• _Lista de tareas_
1) Responde con datos del fragmento:
(a) ¿Sobre qué se acostumbraba escribir en aquella época?
(b) ¿Qué dos palabras sugiere María que todos pueden pronunciar en cualquier ocasión?
(c) Según los Hechos de los Apóstoles, ¿en torno a quién estaban reunidos los discípulos?
2) Reproduce sin cambios el tramo del fragmento que va desde "En todas las" hasta "(Hch 1, 14).".

• _Fragmento_

● ● ● ● ●

San Pablo define a la comunidad cristiana como una «carta de Cristo compuesta por nosotros, escrita no con tinta, sino con el Espíritu del Dios vivo, no en tablas de piedra, sino en tablas de corazones humanos» (2 Cor 3, 3). María, como primera discípula y figura de la Iglesia, es también ella una carta escrita con el Espíritu del Dios vivo. Precisamente por eso, ella puede ser «conocida y leída por todos los hombres» (2 Cor 3, 2), incluso por aquellos que no saben leer libros de teología, por esos “pequeños” a los que Jesús dice que se les revelan los misterios del Reino, ocultos a los sabios (cf. Mt 11, 25).

Al decir su “sí” – cuando María acepta y dice al ángel: “sí, hágase la voluntad del Señor” y acepta ser la madre de Jesús – es como si María dijera a Dios: «Aquí estoy, soy una tablilla para escribir: que el Escritor escriba lo que quiera, que haga de mí lo que quiera el Señor de todo» [1]. En aquella época, se acostumbraba escribir en tablillas enceradas; hoy diríamos que María se ofrece como una página en blanco en la que el Señor puede escribir lo que quiera. El “sí” de María al ángel – escribió un conocido exégeta – representa «el ápice de todo comportamiento religioso ante Dios, ya que ella expresa, de la manera más elevada, la disponibilidad pasiva unida con la preparación activa, el vacío más profundo que acompaña a la mayor plenitud» [2].

He aquí, entonces, cómo la Madre de Dios es instrumento del Espíritu Santo en su obra de santificación. En medio de la interminable profusión de palabras dichas y escritas sobre Dios, la Iglesia y la santidad (que poquísimos, o nadie, son capaces de leer y comprender en su totalidad), ella nos sugiere sólo dos palabras que todos, incluso los más sencillos, pueden pronunciar en cualquier ocasión: “Aquí estoy” y “fiat”. María es la que dijo “sí” al Señor, y con su ejemplo y su intercesión nos impulsa a decirle también nuestro «sí» a Él, cada vez que nos encontremos ante una obediencia que realizar o una prueba que superar.

En todas las épocas de su historia, pero en particular en este momento, la Iglesia se encuentra en la situación en la que estaba la comunidad cristiana tras la Ascensión de Jesús a los cielos. Debe predicar el Evangelio a todas las naciones, pero está a la espera del “poder de lo alto” para poder hacerlo. Y no olvidemos que, en aquel momento, como se lee en los Hechos de los Apóstoles, los discípulos estaban reunidos en torno a «María, la madre de Jesús» (Hch 1, 14).

● ● ● ● ●

• _Material a examinar_
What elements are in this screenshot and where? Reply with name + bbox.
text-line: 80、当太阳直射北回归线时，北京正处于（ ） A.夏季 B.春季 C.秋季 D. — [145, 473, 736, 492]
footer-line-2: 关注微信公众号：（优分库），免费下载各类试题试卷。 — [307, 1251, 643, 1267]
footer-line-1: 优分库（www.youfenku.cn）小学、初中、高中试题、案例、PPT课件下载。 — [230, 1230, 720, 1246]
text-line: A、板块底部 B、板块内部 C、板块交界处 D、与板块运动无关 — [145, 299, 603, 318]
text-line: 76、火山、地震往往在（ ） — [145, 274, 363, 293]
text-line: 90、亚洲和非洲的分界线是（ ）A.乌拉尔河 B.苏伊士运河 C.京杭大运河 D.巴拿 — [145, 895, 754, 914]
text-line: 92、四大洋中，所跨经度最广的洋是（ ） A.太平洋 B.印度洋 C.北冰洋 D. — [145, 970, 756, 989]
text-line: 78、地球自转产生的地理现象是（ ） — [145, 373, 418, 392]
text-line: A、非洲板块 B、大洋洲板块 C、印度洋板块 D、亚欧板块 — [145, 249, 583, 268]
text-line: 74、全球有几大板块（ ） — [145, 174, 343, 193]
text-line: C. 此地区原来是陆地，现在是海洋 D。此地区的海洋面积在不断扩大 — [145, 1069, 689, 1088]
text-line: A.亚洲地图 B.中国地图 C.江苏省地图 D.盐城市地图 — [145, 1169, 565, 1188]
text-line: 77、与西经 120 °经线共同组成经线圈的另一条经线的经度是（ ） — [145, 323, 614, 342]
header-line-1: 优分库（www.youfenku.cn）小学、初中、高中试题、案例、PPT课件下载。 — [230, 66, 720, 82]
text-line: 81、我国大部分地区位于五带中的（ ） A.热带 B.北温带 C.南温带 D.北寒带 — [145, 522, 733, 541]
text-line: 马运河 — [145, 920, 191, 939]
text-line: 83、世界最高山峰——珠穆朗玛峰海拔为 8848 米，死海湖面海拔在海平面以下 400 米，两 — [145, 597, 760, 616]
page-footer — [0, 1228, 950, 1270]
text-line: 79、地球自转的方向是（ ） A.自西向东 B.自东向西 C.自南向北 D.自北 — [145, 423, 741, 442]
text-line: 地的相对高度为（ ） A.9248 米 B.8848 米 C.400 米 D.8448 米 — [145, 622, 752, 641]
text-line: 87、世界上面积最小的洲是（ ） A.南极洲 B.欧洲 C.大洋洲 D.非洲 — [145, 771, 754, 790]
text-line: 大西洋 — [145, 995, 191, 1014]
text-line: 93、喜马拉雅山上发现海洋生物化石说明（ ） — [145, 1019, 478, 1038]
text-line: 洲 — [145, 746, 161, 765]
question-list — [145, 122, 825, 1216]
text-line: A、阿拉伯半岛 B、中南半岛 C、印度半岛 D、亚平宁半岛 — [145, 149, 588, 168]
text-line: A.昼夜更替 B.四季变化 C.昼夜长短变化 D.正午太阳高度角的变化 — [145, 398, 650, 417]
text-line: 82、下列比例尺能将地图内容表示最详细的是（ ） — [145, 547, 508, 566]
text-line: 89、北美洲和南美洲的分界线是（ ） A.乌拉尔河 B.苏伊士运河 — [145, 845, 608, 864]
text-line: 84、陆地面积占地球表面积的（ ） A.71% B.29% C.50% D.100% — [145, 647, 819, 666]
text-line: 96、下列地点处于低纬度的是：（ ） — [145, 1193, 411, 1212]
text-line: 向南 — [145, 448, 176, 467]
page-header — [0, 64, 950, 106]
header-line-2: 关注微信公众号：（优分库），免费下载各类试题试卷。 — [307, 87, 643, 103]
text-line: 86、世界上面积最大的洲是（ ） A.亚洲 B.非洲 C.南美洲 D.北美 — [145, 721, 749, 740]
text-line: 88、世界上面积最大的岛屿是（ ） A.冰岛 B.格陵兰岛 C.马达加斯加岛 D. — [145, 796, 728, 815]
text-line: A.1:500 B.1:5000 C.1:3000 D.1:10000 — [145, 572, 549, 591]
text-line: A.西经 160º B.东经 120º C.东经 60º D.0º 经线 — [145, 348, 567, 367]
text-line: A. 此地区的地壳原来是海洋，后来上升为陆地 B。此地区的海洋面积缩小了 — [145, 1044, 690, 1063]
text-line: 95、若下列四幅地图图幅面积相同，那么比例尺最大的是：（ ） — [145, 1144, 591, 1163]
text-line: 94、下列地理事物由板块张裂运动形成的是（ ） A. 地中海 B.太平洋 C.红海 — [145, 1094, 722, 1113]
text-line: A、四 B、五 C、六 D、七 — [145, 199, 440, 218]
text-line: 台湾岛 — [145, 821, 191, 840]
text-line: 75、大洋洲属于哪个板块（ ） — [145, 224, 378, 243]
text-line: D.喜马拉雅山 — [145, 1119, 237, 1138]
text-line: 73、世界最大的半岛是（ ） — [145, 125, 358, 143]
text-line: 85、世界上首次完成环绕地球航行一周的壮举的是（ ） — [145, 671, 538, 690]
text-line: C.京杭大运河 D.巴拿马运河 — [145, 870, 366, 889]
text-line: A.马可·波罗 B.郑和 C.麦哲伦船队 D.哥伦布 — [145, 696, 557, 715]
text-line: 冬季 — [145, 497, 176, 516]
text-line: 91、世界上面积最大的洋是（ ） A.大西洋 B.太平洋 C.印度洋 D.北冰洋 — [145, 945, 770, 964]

● ● ● ● ●

• _Soluciones_
1)
(a) En tablillas enceradas.
(b) "Aquí estoy" y "fiat".
(c) En torno a «María, la madre de Jesús» (Hch 1, 14).

2)
En todas las épocas de su historia, pero en particular en este momento, la Iglesia se encuentra en la situación en la que estaba la comunidad cristiana tras la Ascensión de Jesús a los cielos. Debe predicar el Evangelio a todas las naciones, pero está a la espera del “poder de lo alto” para poder hacerlo. Y no olvidemos que, en aquel momento, como se lee en los Hechos de los Apóstoles, los discípulos estaban reunidos en torno a «María, la madre de Jesús» (Hch 1, 14).